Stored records

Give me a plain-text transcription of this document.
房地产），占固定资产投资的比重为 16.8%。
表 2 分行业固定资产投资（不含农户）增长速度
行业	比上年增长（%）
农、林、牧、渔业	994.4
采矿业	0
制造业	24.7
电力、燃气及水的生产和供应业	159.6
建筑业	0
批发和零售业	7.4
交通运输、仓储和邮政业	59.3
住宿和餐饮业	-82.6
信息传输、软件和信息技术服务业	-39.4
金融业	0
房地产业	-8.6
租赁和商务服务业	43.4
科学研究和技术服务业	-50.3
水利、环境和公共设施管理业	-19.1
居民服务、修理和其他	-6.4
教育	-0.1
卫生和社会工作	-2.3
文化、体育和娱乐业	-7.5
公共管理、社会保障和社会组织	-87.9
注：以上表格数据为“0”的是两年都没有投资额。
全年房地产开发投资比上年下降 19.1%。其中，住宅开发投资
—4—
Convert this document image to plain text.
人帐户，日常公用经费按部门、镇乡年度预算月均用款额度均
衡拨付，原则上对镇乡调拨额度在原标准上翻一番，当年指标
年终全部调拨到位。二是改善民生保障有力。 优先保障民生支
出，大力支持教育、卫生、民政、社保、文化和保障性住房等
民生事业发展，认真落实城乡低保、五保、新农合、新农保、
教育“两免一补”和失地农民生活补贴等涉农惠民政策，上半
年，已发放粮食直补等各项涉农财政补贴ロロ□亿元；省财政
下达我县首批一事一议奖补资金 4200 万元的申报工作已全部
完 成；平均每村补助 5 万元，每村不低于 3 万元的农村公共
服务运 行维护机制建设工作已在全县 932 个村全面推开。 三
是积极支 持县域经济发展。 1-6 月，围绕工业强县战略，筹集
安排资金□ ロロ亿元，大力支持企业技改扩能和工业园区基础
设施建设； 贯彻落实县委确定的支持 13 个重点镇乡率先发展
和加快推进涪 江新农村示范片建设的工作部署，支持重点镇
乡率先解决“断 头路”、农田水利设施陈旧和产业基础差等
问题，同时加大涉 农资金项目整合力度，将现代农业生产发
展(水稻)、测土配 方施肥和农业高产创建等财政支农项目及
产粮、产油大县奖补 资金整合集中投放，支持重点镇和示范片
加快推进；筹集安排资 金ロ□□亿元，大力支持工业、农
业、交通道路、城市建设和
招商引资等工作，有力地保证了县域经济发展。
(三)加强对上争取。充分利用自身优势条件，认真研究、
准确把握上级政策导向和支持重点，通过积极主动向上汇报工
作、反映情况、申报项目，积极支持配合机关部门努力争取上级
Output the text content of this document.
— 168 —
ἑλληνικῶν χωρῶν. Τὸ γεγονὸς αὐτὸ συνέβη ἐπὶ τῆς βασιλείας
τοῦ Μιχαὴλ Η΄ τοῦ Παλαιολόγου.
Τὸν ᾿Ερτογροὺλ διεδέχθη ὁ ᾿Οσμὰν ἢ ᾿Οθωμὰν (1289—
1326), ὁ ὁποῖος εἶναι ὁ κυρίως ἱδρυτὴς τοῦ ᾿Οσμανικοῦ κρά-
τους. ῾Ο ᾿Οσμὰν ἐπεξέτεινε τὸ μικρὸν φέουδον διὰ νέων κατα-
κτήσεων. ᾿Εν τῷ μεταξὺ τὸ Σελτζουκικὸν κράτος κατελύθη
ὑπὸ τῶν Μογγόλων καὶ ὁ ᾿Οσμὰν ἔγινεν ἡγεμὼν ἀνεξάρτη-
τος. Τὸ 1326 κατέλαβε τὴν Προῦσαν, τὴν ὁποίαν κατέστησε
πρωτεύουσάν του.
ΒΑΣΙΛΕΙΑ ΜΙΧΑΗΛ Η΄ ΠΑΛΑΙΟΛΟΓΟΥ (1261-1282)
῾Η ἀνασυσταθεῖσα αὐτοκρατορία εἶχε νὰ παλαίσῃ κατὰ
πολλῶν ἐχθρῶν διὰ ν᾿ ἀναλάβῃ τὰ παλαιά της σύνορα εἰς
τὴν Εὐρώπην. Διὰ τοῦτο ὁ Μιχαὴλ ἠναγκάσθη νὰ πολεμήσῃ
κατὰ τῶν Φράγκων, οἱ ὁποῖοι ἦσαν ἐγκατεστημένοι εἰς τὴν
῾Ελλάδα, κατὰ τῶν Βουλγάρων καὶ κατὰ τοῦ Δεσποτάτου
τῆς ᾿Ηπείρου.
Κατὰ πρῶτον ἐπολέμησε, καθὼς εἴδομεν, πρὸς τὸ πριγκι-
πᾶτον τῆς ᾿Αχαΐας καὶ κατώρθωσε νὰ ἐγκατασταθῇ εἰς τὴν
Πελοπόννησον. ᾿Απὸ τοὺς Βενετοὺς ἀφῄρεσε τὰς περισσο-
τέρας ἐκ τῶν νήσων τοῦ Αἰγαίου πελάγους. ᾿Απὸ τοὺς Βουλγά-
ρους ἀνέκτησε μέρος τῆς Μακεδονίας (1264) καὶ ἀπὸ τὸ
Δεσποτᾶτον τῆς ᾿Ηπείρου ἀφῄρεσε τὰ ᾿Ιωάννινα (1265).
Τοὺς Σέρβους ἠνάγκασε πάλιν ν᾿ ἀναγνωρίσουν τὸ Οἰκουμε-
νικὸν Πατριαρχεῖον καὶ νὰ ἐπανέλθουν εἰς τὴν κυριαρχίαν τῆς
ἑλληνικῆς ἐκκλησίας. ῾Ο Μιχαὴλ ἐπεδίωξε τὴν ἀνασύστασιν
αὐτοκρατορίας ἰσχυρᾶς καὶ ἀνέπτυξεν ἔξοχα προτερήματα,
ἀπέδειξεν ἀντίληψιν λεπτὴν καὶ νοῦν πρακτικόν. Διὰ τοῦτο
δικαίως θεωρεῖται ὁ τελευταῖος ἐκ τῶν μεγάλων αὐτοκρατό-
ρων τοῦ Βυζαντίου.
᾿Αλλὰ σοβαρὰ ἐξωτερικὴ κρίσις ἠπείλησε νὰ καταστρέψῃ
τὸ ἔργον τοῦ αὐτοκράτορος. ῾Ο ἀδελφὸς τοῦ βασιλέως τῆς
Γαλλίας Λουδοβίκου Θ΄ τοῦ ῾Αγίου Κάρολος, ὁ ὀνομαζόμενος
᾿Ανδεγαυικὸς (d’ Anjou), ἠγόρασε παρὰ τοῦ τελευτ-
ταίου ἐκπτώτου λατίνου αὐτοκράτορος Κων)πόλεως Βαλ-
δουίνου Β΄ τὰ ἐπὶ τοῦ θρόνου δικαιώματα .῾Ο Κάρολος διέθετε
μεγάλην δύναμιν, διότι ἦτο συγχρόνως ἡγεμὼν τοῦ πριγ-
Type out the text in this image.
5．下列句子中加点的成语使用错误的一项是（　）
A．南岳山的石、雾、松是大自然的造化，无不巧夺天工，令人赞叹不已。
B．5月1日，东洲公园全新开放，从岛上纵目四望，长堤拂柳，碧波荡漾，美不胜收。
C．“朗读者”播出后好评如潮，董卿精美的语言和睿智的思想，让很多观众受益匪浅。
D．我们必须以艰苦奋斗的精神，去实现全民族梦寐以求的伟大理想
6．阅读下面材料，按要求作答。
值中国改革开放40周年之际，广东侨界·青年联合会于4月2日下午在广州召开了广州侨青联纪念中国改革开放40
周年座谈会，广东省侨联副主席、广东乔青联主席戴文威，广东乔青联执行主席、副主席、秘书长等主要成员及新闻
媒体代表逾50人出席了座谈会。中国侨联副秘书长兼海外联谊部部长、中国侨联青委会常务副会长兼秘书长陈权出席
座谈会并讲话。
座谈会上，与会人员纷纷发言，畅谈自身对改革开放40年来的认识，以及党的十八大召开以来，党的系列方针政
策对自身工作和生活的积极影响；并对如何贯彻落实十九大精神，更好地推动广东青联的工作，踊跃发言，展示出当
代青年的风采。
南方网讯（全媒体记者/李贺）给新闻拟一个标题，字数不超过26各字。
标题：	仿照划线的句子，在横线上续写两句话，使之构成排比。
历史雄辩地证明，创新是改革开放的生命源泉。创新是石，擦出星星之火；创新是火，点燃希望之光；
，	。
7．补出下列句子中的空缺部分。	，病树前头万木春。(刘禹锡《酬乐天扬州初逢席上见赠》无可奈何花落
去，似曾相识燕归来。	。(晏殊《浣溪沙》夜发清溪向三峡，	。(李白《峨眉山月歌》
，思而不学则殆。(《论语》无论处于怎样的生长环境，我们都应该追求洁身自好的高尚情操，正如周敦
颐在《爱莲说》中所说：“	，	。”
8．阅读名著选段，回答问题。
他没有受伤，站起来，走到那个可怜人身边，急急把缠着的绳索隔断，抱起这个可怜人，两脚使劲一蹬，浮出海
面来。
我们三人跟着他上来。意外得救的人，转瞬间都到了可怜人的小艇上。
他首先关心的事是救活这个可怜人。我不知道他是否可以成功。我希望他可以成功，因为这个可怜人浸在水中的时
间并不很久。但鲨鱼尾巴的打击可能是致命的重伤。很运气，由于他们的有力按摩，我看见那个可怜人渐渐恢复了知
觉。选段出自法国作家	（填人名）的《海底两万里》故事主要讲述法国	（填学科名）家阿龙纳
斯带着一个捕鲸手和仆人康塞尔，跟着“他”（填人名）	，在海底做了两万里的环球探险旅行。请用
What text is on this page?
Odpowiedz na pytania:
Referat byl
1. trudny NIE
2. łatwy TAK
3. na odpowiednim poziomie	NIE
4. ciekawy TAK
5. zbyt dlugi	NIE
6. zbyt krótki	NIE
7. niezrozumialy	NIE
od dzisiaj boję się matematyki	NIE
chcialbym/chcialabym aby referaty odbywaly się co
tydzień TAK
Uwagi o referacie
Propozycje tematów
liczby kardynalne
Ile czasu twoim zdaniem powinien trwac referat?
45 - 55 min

## Requirement
Search the data above for the string "τοῦτο" and return every line that has it.

## Problem solution
τὴν Εὐρώπην. Διὰ τοῦτο ὁ Μιχαὴλ ἠναγκάσθη νὰ πολεμήσῃ
ἀπέδειξεν ἀντίληψιν λεπτὴν καὶ νοῦν πρακτικόν. Διὰ τοῦτο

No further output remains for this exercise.